Problem :: Reproduce the listing below without changes, except that pictures are left out.

Extracted records ::
- - - - - - -

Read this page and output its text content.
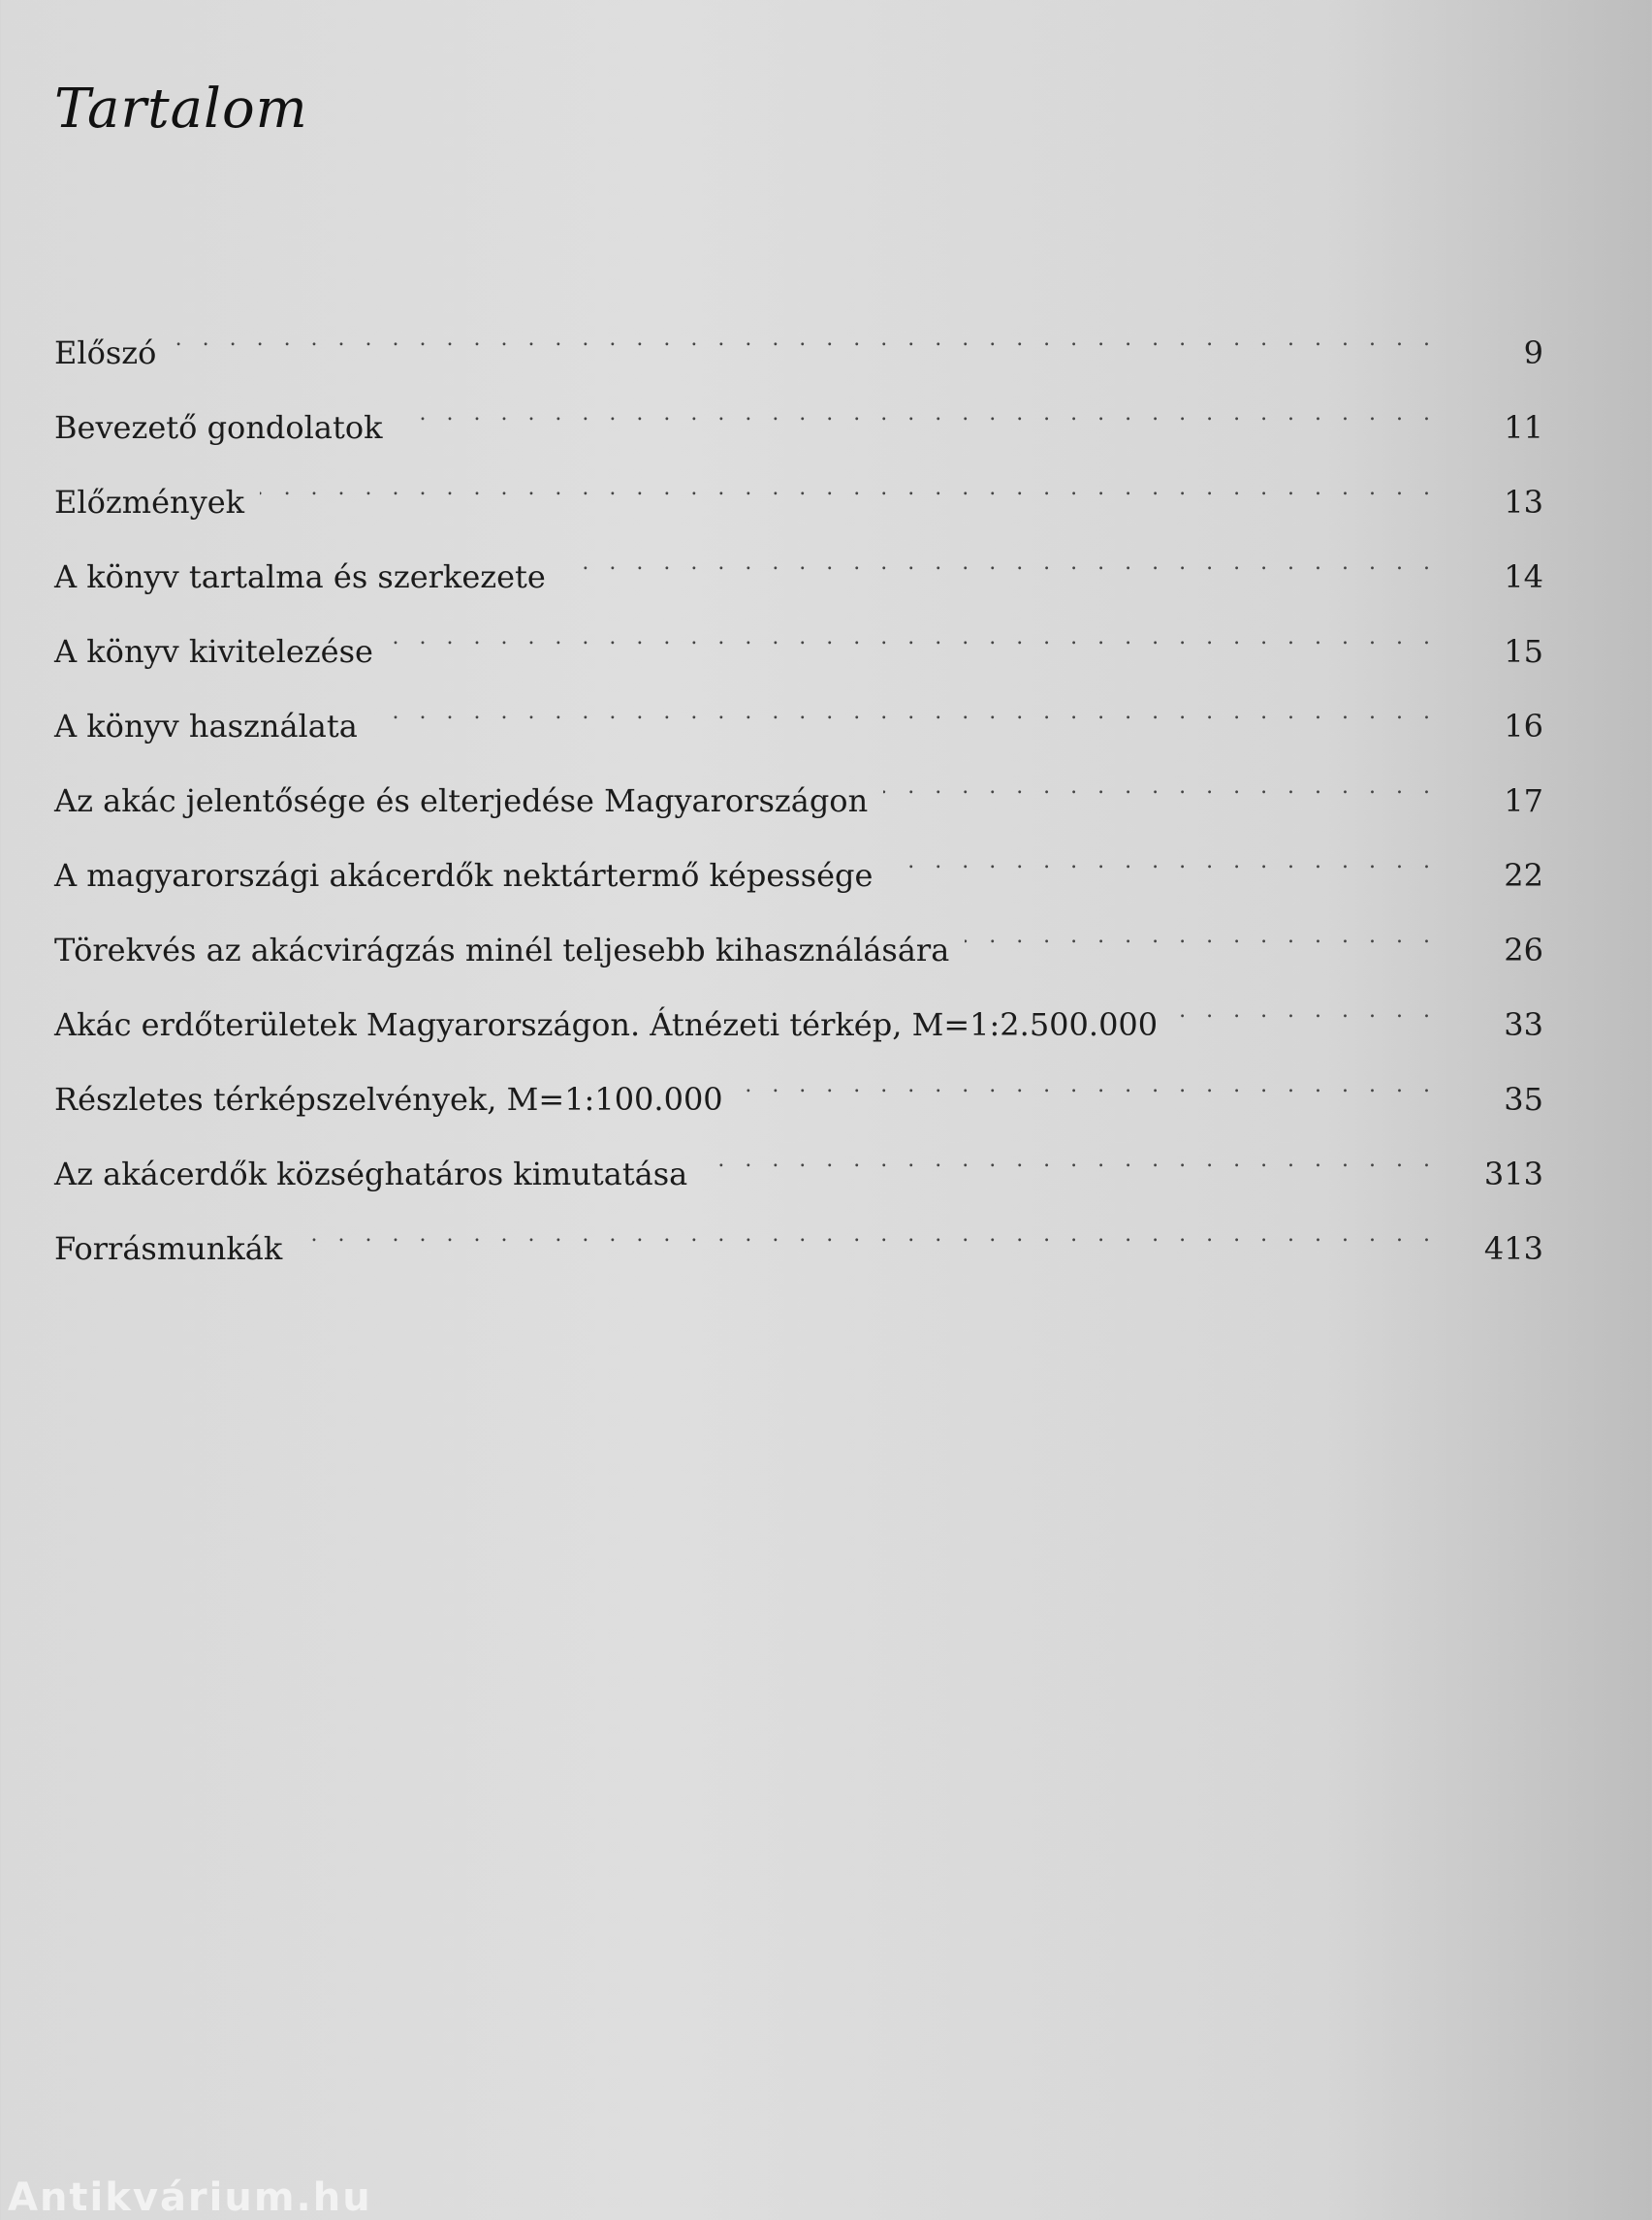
Tartalom
Előszó . . .	9
Bevezető gondolatok . . .	11
Előzmények . . .	13
A könyv tartalma és szerkezete . . .	14
A könyv kivitelezése . . .	15
A könyv használata . . .	16
Az akác jelentősége és elterjedése Magyarországon . . .	17
A magyarországi akácerdők nektártermő képessége . . .	22
Törekvés az akácvirágzás minél teljesebb kihasználására . . .	26
Akác erdőterületek Magyarországon. Átnézeti térkép, M=1:2.500.000 . . .	33
Részletes térképszelvények, M=1:100.000 . . .	35
Az akácerdők községhatáros kimutatása . . .	313
Forrásmunkák . . .	413
Antikvárium.hu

- - - - - - -

Exercise output ::
Read this page and output its text content.
Tartalom
Előszó . . .	9
Bevezető gondolatok . . .	11
Előzmények . . .	13
A könyv tartalma és szerkezete . . .	14
A könyv kivitelezése . . .	15
A könyv használata . . .	16
Az akác jelentősége és elterjedése Magyarországon . . .	17
A magyarországi akácerdők nektártermő képessége . . .	22
Törekvés az akácvirágzás minél teljesebb kihasználására . . .	26
Akác erdőterületek Magyarországon. Átnézeti térkép, M=1:2.500.000 . . .	33
Részletes térképszelvények, M=1:100.000 . . .	35
Az akácerdők községhatáros kimutatása . . .	313
Forrásmunkák . . .	413
Antikvárium.hu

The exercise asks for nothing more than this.